### Record excerpts:
+++++
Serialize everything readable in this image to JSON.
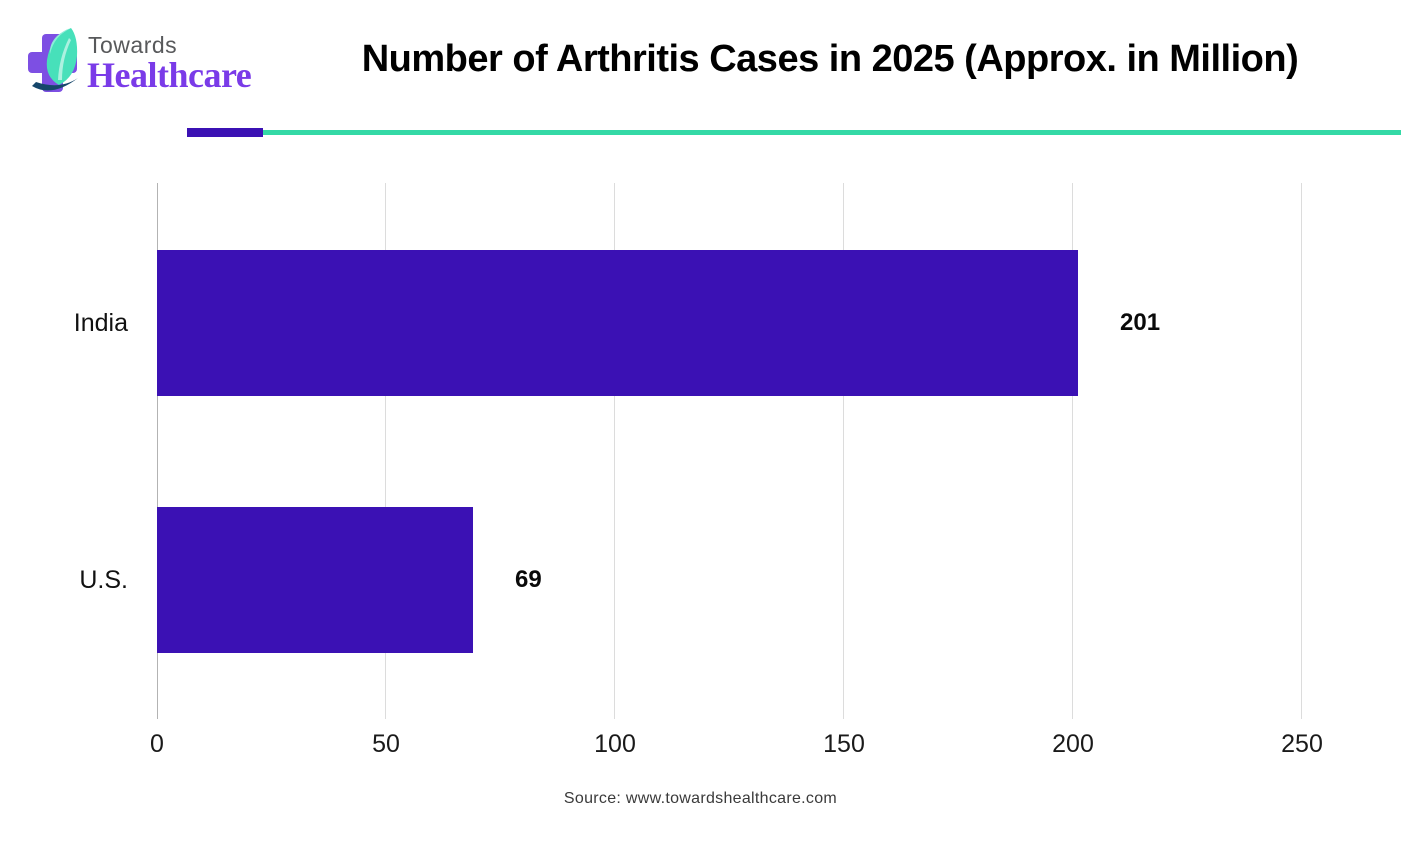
{
  "header": {
    "logo": {
      "brand_top": "Towards",
      "brand_bottom": "Healthcare"
    },
    "title": "Number of Arthritis Cases in 2025 (Approx. in Million)"
  },
  "chart_data": {
    "type": "bar",
    "orientation": "horizontal",
    "title": "Number of Arthritis Cases in 2025 (Approx. in Million)",
    "categories": [
      "India",
      "U.S."
    ],
    "values": [
      201,
      69
    ],
    "value_labels": [
      "201",
      "69"
    ],
    "xlim": [
      0,
      250
    ],
    "xticks": [
      0,
      50,
      100,
      150,
      200,
      250
    ],
    "xlabel": "",
    "ylabel": "",
    "grid": true,
    "legend": "none"
  },
  "footer": {
    "source_text": "Source: www.towardshealthcare.com"
  },
  "colors": {
    "bar": "#3b11b4",
    "divider_purple": "#3b11b4",
    "divider_teal": "#34d9a6",
    "gridline": "#dcdcdc",
    "axis_line": "#b3b3b3",
    "brand_purple": "#7a3be8",
    "brand_gray": "#58595b",
    "cross_purple": "#7d4fe3",
    "leaf_mint": "#47e0ba",
    "leaf_mint_light": "#8bedd8",
    "leaf_swoosh_dark": "#16476b",
    "title_color": "#000000"
  }
}
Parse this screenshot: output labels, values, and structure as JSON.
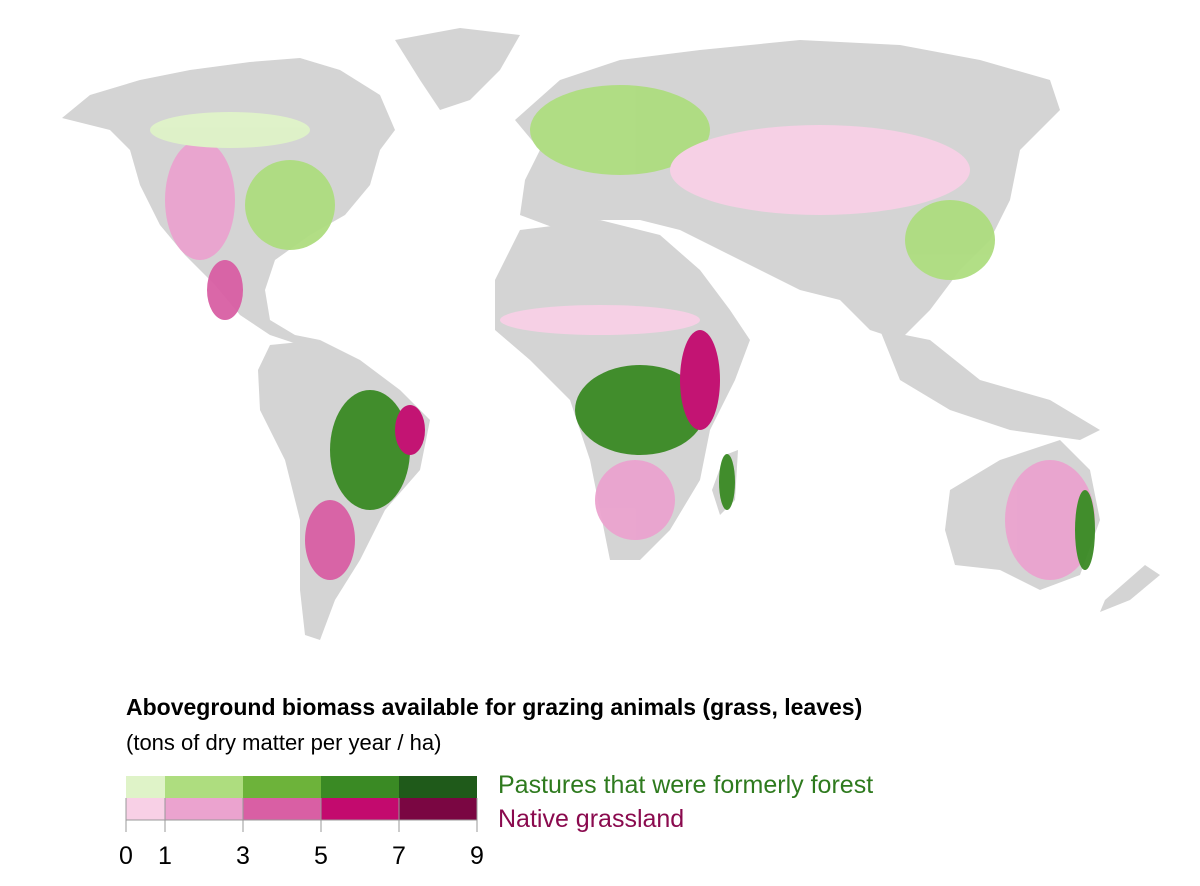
{
  "legend": {
    "title": "Aboveground biomass available for grazing animals (grass, leaves)",
    "subtitle": "(tons of dry matter per year / ha)",
    "breaks": [
      0,
      1,
      3,
      5,
      7,
      9
    ],
    "tick_labels": [
      "0",
      "1",
      "3",
      "5",
      "7",
      "9"
    ],
    "series": [
      {
        "name": "Pastures that were formerly forest",
        "label_color": "#2e7a1e",
        "colors": [
          "#dff3c8",
          "#aedd7f",
          "#6db33a",
          "#3a8a24",
          "#1f5a1a"
        ]
      },
      {
        "name": "Native grassland",
        "label_color": "#8a0a4e",
        "colors": [
          "#f8d0e6",
          "#eba3cf",
          "#d95fa4",
          "#c30a6e",
          "#7a0642"
        ]
      }
    ]
  },
  "map": {
    "land_color": "#d4d4d4",
    "background": "#ffffff"
  }
}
+++++
### Problem details:
The data above needs to be retyped exactly, with the images left out.

### Response:
Serialize everything readable in this image to JSON.
{
  "header": {
    "logo": {
      "brand_top": "Towards",
      "brand_bottom": "Healthcare"
    },
    "title": "Number of Arthritis Cases in 2025 (Approx. in Million)"
  },
  "chart_data": {
    "type": "bar",
    "orientation": "horizontal",
    "title": "Number of Arthritis Cases in 2025 (Approx. in Million)",
    "categories": [
      "India",
      "U.S."
    ],
    "values": [
      201,
      69
    ],
    "value_labels": [
      "201",
      "69"
    ],
    "xlim": [
      0,
      250
    ],
    "xticks": [
      0,
      50,
      100,
      150,
      200,
      250
    ],
    "xlabel": "",
    "ylabel": "",
    "grid": true,
    "legend": "none"
  },
  "footer": {
    "source_text": "Source: www.towardshealthcare.com"
  },
  "colors": {
    "bar": "#3b11b4",
    "divider_purple": "#3b11b4",
    "divider_teal": "#34d9a6",
    "gridline": "#dcdcdc",
    "axis_line": "#b3b3b3",
    "brand_purple": "#7a3be8",
    "brand_gray": "#58595b",
    "cross_purple": "#7d4fe3",
    "leaf_mint": "#47e0ba",
    "leaf_mint_light": "#8bedd8",
    "leaf_swoosh_dark": "#16476b",
    "title_color": "#000000"
  }
}
Parse this screenshot: output labels, values, and structure as JSON.
{
  "legend": {
    "title": "Aboveground biomass available for grazing animals (grass, leaves)",
    "subtitle": "(tons of dry matter per year / ha)",
    "breaks": [
      0,
      1,
      3,
      5,
      7,
      9
    ],
    "tick_labels": [
      "0",
      "1",
      "3",
      "5",
      "7",
      "9"
    ],
    "series": [
      {
        "name": "Pastures that were formerly forest",
        "label_color": "#2e7a1e",
        "colors": [
          "#dff3c8",
          "#aedd7f",
          "#6db33a",
          "#3a8a24",
          "#1f5a1a"
        ]
      },
      {
        "name": "Native grassland",
        "label_color": "#8a0a4e",
        "colors": [
          "#f8d0e6",
          "#eba3cf",
          "#d95fa4",
          "#c30a6e",
          "#7a0642"
        ]
      }
    ]
  },
  "map": {
    "land_color": "#d4d4d4",
    "background": "#ffffff"
  }
}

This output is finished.